Given task> Every line that holds the string "btcAmount" is to be identified and copied.

+---+

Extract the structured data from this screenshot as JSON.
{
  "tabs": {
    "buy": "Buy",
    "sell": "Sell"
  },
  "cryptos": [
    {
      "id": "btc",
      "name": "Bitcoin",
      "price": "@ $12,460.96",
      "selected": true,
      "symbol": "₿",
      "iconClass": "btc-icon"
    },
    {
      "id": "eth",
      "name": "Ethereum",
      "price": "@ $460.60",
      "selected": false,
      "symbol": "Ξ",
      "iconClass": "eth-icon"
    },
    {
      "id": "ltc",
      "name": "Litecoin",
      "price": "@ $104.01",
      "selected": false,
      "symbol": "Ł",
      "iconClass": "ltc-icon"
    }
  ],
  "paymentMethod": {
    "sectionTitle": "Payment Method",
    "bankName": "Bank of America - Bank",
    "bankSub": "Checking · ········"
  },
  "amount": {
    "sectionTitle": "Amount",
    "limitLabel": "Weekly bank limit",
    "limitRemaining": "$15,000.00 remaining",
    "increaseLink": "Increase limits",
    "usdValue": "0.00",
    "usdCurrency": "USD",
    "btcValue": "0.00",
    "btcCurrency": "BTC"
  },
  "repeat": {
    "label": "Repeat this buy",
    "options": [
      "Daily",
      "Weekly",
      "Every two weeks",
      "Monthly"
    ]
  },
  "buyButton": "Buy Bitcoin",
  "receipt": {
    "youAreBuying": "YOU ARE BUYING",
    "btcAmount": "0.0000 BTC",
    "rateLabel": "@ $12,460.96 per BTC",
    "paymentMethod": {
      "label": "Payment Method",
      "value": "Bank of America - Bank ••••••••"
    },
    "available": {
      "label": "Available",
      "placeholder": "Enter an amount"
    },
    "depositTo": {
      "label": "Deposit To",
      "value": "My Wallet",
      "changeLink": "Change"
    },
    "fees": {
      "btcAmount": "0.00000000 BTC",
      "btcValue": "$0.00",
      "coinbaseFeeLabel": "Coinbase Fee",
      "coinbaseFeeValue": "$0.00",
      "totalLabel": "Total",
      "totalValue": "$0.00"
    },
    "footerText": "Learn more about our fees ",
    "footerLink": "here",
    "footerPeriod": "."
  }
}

+---+

Final result>
    "btcAmount": "0.0000 BTC",
      "btcAmount": "0.00000000 BTC",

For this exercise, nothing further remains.